What you have to do:
Copy each line of the entries beneath that contains the word "SLAM".
┄┄┄┄┄┄┄┄┄┄
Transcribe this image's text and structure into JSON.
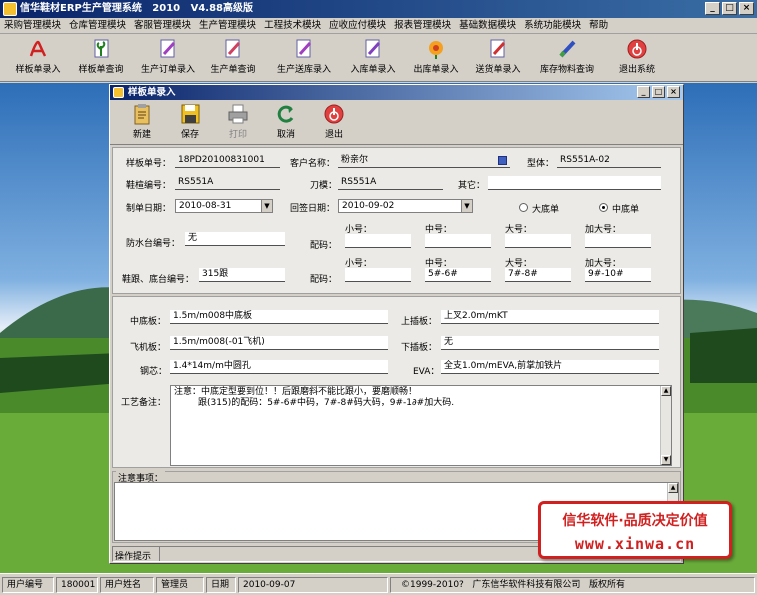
{
  "app": {
    "title": "信华鞋材ERP生产管理系统   2010   V4.88高级版"
  },
  "menu": [
    "采购管理模块",
    "仓库管理模块",
    "客服管理模块",
    "生产管理模块",
    "工程技术模块",
    "应收应付模块",
    "报表管理模块",
    "基础数据模块",
    "系统功能模块",
    "帮助"
  ],
  "toolbar": [
    "样板单录入",
    "样板单查询",
    "生产订单录入",
    "生产单查询",
    "生产送库录入",
    "入库单录入",
    "出库单录入",
    "送货单录入",
    "库存物料查询",
    "退出系统"
  ],
  "child": {
    "title": "样板单录入",
    "toolbar": [
      "新建",
      "保存",
      "打印",
      "取消",
      "退出"
    ],
    "labels": {
      "sample_no": "样板单号：",
      "customer": "客户名称：",
      "model": "型体：",
      "last_no": "鞋楦编号：",
      "knife": "刀模：",
      "other": "其它：",
      "make_date": "制单日期：",
      "return_date": "回签日期：",
      "big_sole": "大底单",
      "mid_sole": "中底单",
      "waterproof": "防水台编号：",
      "heel": "鞋跟、底台编号：",
      "size_code1": "配码：",
      "size_code2": "配码：",
      "small": "小号：",
      "medium": "中号：",
      "large": "大号：",
      "xlarge": "加大号：",
      "midsole_board": "中底板：",
      "upper_board": "上插板：",
      "fly_board": "飞机板：",
      "lower_board": "下插板：",
      "shank": "钢芯：",
      "eva": "EVA：",
      "craft_notes": "工艺备注：",
      "notes": "注意事项：",
      "tips": "操作提示"
    },
    "values": {
      "sample_no": "18PD20100831001",
      "customer": "粉亲尔",
      "model": "RS551A-02",
      "last_no": "RS551A",
      "knife": "RS551A",
      "other": "",
      "make_date": "2010-08-31",
      "return_date": "2010-09-02",
      "waterproof": "无",
      "heel": "315跟",
      "row1_small": "",
      "row1_medium": "",
      "row1_large": "",
      "row1_xlarge": "",
      "row2_small": "",
      "row2_medium": "5#-6#",
      "row2_large": "7#-8#",
      "row2_xlarge": "9#-10#",
      "midsole_board": "1.5m/m008中底板",
      "upper_board": "上叉2.0m/mKT",
      "fly_board": "1.5m/m008(-01飞机)",
      "lower_board": "无",
      "shank": "1.4*14m/m中圆孔",
      "eva": "全支1.0m/mEVA,前掌加铁片",
      "craft_line1": "注意：中底定型要到位！！后跟磨斜不能比跟小，要磨顺畅！",
      "craft_line2": "跟(315)的配码：5#-6#中码，7#-8#码大码，9#-1∂#加大码."
    },
    "selected_option": "mid_sole"
  },
  "status": {
    "user_no_label": "用户编号",
    "user_no": "180001",
    "user_name_label": "用户姓名",
    "user_name": "管理员",
    "date_label": "日期",
    "date": "2010-09-07",
    "copyright": "©1999-2010?   广东信华软件科技有限公司   版权所有"
  },
  "badge": {
    "line1": "信华软件·品质决定价值",
    "line2": "www.xinwa.cn"
  },
  "colors": {
    "title_bar": "#0a246a",
    "badge_red": "#d02020"
  }
}
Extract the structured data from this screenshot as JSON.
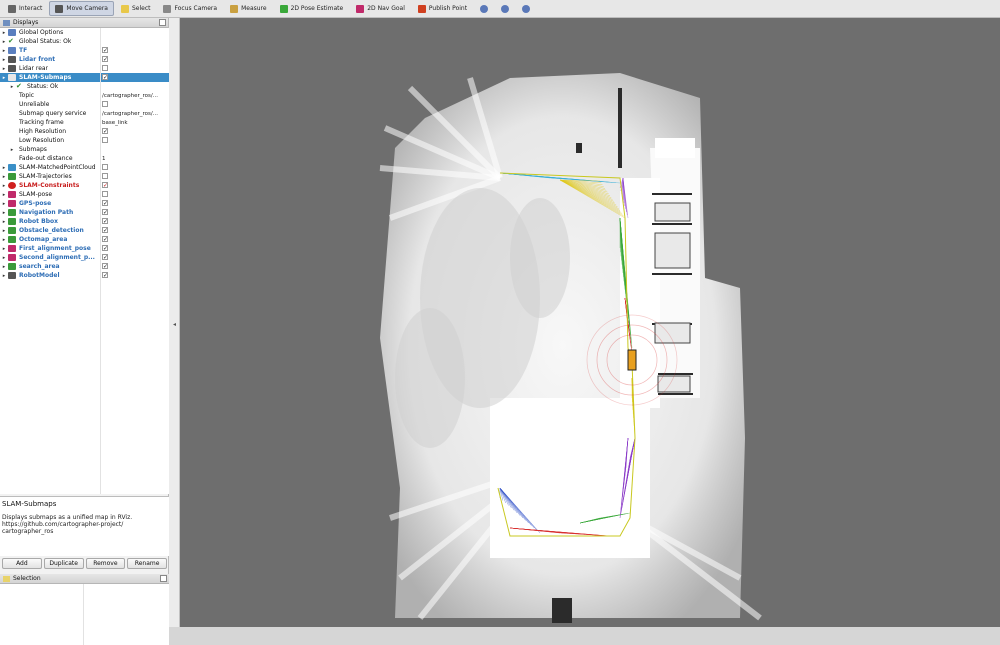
{
  "toolbar": {
    "tools": [
      {
        "id": "interact",
        "label": "Interact",
        "icon": "cursor-icon",
        "active": false
      },
      {
        "id": "move-camera",
        "label": "Move Camera",
        "icon": "move-camera-icon",
        "active": true
      },
      {
        "id": "select",
        "label": "Select",
        "icon": "select-icon",
        "active": false
      },
      {
        "id": "focus-camera",
        "label": "Focus Camera",
        "icon": "focus-camera-icon",
        "active": false
      },
      {
        "id": "measure",
        "label": "Measure",
        "icon": "measure-icon",
        "active": false
      },
      {
        "id": "pose-estimate",
        "label": "2D Pose Estimate",
        "icon": "pose-estimate-icon",
        "active": false
      },
      {
        "id": "nav-goal",
        "label": "2D Nav Goal",
        "icon": "nav-goal-icon",
        "active": false
      },
      {
        "id": "publish-point",
        "label": "Publish Point",
        "icon": "publish-point-icon",
        "active": false
      }
    ]
  },
  "displays_panel": {
    "title": "Displays",
    "rows": [
      {
        "label": "Global Options",
        "indent": 0,
        "expand": true,
        "icon": "globe-icon",
        "icon_color": "#5a7fbf",
        "bold": false,
        "checkbox": null,
        "value": ""
      },
      {
        "label": "Global Status: Ok",
        "indent": 0,
        "expand": true,
        "icon": "checkmark-icon",
        "icon_color": "#2a8a2a",
        "bold": false,
        "checkbox": null,
        "value": ""
      },
      {
        "label": "TF",
        "indent": 0,
        "expand": true,
        "icon": "tf-icon",
        "icon_color": "#5a7fbf",
        "bold": true,
        "color": "#2d6db5",
        "checkbox": true,
        "value": ""
      },
      {
        "label": "Lidar front",
        "indent": 0,
        "expand": true,
        "icon": "laser-scan-icon",
        "icon_color": "#555",
        "bold": true,
        "color": "#2d6db5",
        "checkbox": true,
        "value": ""
      },
      {
        "label": "Lidar rear",
        "indent": 0,
        "expand": true,
        "icon": "laser-scan-icon",
        "icon_color": "#555",
        "bold": false,
        "checkbox": false,
        "value": ""
      },
      {
        "label": "SLAM-Submaps",
        "indent": 0,
        "expand": true,
        "icon": "submaps-icon",
        "icon_color": "#e8e8e8",
        "bold": true,
        "selected": true,
        "checkbox": true,
        "value": ""
      },
      {
        "label": "Status: Ok",
        "indent": 1,
        "expand": true,
        "icon": "checkmark-icon",
        "icon_color": "#2a8a2a",
        "bold": false,
        "checkbox": null,
        "value": ""
      },
      {
        "label": "Topic",
        "indent": 1,
        "expand": false,
        "icon": "",
        "bold": false,
        "checkbox": null,
        "value": "/cartographer_ros/..."
      },
      {
        "label": "Unreliable",
        "indent": 1,
        "expand": false,
        "icon": "",
        "bold": false,
        "checkbox": false,
        "value": ""
      },
      {
        "label": "Submap query service",
        "indent": 1,
        "expand": false,
        "icon": "",
        "bold": false,
        "checkbox": null,
        "value": "/cartographer_ros/..."
      },
      {
        "label": "Tracking frame",
        "indent": 1,
        "expand": false,
        "icon": "",
        "bold": false,
        "checkbox": null,
        "value": "base_link"
      },
      {
        "label": "High Resolution",
        "indent": 1,
        "expand": false,
        "icon": "",
        "bold": false,
        "checkbox": true,
        "value": ""
      },
      {
        "label": "Low Resolution",
        "indent": 1,
        "expand": false,
        "icon": "",
        "bold": false,
        "checkbox": false,
        "value": ""
      },
      {
        "label": "Submaps",
        "indent": 1,
        "expand": true,
        "icon": "",
        "bold": false,
        "checkbox": null,
        "value": ""
      },
      {
        "label": "Fade-out distance",
        "indent": 1,
        "expand": false,
        "icon": "",
        "bold": false,
        "checkbox": null,
        "value": "1"
      },
      {
        "label": "SLAM-MatchedPointCloud",
        "indent": 0,
        "expand": true,
        "icon": "point-cloud-icon",
        "icon_color": "#3a8fc7",
        "bold": false,
        "checkbox": false,
        "value": ""
      },
      {
        "label": "SLAM-Trajectories",
        "indent": 0,
        "expand": true,
        "icon": "marker-array-icon",
        "icon_color": "#3a9a3a",
        "bold": false,
        "checkbox": false,
        "value": ""
      },
      {
        "label": "SLAM-Constraints",
        "indent": 0,
        "expand": true,
        "icon": "error-icon",
        "icon_color": "#d02020",
        "bold": true,
        "color": "#c81e1e",
        "checkbox": true,
        "value": ""
      },
      {
        "label": "SLAM-pose",
        "indent": 0,
        "expand": true,
        "icon": "pose-icon",
        "icon_color": "#c02a6a",
        "bold": false,
        "checkbox": false,
        "value": ""
      },
      {
        "label": "GPS-pose",
        "indent": 0,
        "expand": true,
        "icon": "pose-icon",
        "icon_color": "#c02a6a",
        "bold": true,
        "color": "#2d6db5",
        "checkbox": true,
        "value": ""
      },
      {
        "label": "Navigation Path",
        "indent": 0,
        "expand": true,
        "icon": "path-icon",
        "icon_color": "#3a9a3a",
        "bold": true,
        "color": "#2d6db5",
        "checkbox": true,
        "value": ""
      },
      {
        "label": "Robot Bbox",
        "indent": 0,
        "expand": true,
        "icon": "marker-array-icon",
        "icon_color": "#3a9a3a",
        "bold": true,
        "color": "#2d6db5",
        "checkbox": true,
        "value": ""
      },
      {
        "label": "Obstacle_detection",
        "indent": 0,
        "expand": true,
        "icon": "marker-array-icon",
        "icon_color": "#3a9a3a",
        "bold": true,
        "color": "#2d6db5",
        "checkbox": true,
        "value": ""
      },
      {
        "label": "Octomap_area",
        "indent": 0,
        "expand": true,
        "icon": "polygon-icon",
        "icon_color": "#3a9a3a",
        "bold": true,
        "color": "#2d6db5",
        "checkbox": true,
        "value": ""
      },
      {
        "label": "First_alignment_pose",
        "indent": 0,
        "expand": true,
        "icon": "pose-icon",
        "icon_color": "#c02a6a",
        "bold": true,
        "color": "#2d6db5",
        "checkbox": true,
        "value": ""
      },
      {
        "label": "Second_alignment_p...",
        "indent": 0,
        "expand": true,
        "icon": "pose-icon",
        "icon_color": "#c02a6a",
        "bold": true,
        "color": "#2d6db5",
        "checkbox": true,
        "value": ""
      },
      {
        "label": "search_area",
        "indent": 0,
        "expand": true,
        "icon": "polygon-icon",
        "icon_color": "#3a9a3a",
        "bold": true,
        "color": "#2d6db5",
        "checkbox": true,
        "value": ""
      },
      {
        "label": "RobotModel",
        "indent": 0,
        "expand": true,
        "icon": "robot-model-icon",
        "icon_color": "#555",
        "bold": true,
        "color": "#2d6db5",
        "checkbox": true,
        "value": ""
      }
    ]
  },
  "description": {
    "title": "SLAM-Submaps",
    "body": "Displays submaps as a unified map in RViz. https://github.com/cartographer-project/ cartographer_ros"
  },
  "buttons": {
    "add": "Add",
    "duplicate": "Duplicate",
    "remove": "Remove",
    "rename": "Rename"
  },
  "selection_panel": {
    "title": "Selection"
  },
  "viewport": {
    "background": "#6e6e6e",
    "constraint_colors": [
      "#3bb0d8",
      "#e0c81a",
      "#8a3ac8",
      "#3aa83a",
      "#d83030",
      "#3050c8"
    ]
  }
}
┄┄┄┄┄┄┄┄┄┄
Exercise result:
        "label": "SLAM-Submaps",
        "label": "SLAM-MatchedPointCloud",
        "label": "SLAM-Trajectories",
        "label": "SLAM-Constraints",
        "label": "SLAM-pose",
    "title": "SLAM-Submaps",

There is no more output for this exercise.